— Start Data lines —

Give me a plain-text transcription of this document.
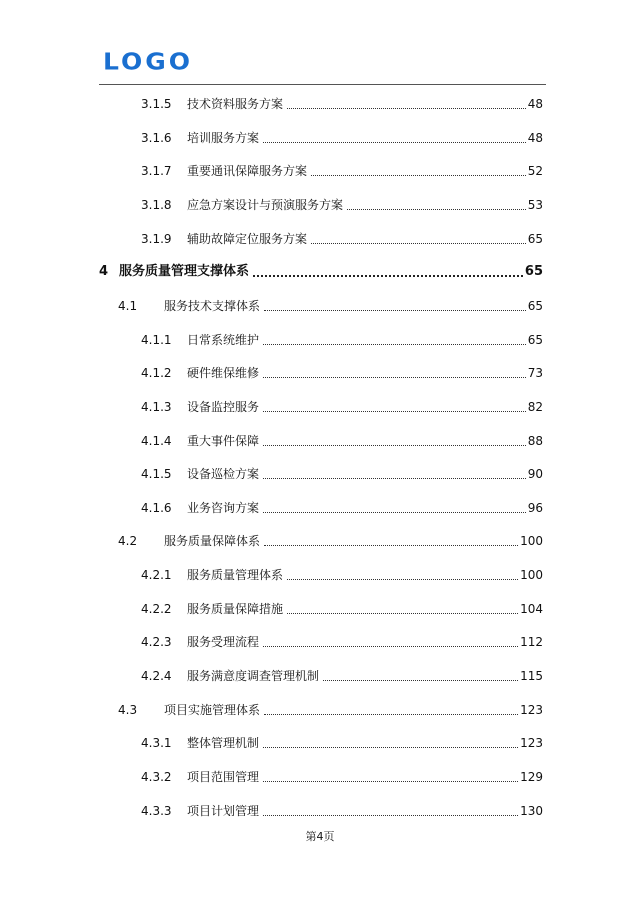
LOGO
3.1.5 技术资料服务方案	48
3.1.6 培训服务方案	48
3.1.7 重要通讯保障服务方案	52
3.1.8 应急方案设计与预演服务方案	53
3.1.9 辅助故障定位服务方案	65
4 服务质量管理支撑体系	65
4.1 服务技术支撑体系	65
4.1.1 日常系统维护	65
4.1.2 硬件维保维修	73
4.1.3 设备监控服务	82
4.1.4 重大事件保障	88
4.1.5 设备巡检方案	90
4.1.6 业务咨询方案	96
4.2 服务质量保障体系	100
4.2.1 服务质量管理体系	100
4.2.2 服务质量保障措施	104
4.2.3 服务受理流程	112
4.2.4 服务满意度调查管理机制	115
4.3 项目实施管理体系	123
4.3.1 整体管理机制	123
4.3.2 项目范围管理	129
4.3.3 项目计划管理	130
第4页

— End Data lines —
— Start Data lines —

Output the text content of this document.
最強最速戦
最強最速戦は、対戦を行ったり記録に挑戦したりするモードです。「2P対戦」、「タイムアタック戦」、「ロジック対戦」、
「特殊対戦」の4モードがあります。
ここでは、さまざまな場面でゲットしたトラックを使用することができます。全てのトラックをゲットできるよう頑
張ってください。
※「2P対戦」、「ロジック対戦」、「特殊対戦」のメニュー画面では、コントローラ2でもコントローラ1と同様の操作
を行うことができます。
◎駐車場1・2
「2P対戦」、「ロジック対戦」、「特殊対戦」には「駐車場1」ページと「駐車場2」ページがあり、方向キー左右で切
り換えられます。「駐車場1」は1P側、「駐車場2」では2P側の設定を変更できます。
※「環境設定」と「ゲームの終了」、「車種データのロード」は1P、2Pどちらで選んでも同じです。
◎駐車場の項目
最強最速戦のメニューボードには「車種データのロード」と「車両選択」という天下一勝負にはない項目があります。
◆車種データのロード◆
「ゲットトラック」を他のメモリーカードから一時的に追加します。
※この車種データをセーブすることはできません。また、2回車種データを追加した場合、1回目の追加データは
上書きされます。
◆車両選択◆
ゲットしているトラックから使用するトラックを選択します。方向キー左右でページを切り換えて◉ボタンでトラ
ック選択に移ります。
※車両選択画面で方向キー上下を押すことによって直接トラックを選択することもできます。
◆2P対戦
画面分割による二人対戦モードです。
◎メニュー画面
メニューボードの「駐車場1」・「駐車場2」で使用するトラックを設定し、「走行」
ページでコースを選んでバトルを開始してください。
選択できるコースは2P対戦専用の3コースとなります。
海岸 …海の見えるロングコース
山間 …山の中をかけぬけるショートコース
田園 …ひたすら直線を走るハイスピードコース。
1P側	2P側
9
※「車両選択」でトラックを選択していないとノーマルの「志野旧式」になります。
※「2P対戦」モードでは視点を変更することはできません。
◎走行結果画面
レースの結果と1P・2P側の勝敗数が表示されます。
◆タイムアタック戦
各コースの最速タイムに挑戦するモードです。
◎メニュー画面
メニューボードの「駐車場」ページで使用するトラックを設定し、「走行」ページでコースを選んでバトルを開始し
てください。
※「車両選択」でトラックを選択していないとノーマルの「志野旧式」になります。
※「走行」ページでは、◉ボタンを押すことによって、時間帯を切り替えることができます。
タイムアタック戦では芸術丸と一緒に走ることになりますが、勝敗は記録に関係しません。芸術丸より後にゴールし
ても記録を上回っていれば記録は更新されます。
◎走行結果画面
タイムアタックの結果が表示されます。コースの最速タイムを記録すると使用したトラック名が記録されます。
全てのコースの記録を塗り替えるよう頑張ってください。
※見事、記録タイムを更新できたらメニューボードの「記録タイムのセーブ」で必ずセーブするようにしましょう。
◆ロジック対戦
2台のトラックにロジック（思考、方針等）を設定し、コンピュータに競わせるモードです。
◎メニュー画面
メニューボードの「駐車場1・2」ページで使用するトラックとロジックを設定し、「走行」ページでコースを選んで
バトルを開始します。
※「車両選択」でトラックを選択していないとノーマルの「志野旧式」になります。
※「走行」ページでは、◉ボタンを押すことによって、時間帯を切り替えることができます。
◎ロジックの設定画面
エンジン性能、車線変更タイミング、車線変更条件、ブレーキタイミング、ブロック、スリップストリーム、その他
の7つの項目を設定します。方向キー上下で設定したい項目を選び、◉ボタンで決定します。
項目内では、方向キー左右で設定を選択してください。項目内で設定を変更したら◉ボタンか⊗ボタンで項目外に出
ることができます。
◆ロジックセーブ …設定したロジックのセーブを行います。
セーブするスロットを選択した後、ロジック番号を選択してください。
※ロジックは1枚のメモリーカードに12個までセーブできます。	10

— End Data lines —
— Start Data lines —

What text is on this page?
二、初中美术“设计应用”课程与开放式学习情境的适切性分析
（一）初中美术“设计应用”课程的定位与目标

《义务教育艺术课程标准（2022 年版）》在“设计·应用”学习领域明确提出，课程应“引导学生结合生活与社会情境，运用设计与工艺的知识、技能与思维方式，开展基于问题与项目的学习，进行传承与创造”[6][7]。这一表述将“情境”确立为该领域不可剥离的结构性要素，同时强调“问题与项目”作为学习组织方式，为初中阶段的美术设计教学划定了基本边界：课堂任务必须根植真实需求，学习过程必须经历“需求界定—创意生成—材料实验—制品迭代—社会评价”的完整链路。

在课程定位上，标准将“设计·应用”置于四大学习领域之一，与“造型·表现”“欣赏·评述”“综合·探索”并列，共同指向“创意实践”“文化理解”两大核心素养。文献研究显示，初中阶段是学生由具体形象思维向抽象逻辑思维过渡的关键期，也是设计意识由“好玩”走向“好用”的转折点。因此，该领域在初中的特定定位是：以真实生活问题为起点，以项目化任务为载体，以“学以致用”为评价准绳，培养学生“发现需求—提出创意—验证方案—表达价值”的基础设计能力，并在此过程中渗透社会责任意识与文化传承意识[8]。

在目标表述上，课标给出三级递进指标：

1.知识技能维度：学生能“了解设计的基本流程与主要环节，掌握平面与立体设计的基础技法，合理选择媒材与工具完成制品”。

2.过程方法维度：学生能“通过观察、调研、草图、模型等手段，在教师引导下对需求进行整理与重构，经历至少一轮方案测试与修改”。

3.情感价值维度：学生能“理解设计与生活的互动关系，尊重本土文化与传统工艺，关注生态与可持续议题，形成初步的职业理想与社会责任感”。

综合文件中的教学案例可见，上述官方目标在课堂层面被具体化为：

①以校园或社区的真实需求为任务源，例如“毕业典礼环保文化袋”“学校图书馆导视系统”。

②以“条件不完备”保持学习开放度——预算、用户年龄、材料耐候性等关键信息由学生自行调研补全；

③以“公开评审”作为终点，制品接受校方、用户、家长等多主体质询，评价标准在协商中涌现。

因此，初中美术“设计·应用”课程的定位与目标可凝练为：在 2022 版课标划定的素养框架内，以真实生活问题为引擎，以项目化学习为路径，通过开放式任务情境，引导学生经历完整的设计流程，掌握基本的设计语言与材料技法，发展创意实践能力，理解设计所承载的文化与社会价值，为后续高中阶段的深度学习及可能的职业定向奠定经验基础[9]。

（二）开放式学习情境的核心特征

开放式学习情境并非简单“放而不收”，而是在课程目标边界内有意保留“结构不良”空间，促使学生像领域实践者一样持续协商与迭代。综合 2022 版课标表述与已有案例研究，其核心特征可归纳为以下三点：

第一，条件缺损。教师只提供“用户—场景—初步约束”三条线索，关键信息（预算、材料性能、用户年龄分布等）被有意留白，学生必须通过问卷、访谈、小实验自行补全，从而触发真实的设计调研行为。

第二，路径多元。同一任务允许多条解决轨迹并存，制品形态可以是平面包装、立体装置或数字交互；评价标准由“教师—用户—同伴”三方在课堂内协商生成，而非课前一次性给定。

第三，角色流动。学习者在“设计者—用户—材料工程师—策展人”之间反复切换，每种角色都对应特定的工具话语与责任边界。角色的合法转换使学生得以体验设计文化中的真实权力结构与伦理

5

— End Data lines —

Above are the records; copy every line in them that holds the word "document".

Solution for this task –
Give me a plain-text transcription of this document.
Output the text content of this document.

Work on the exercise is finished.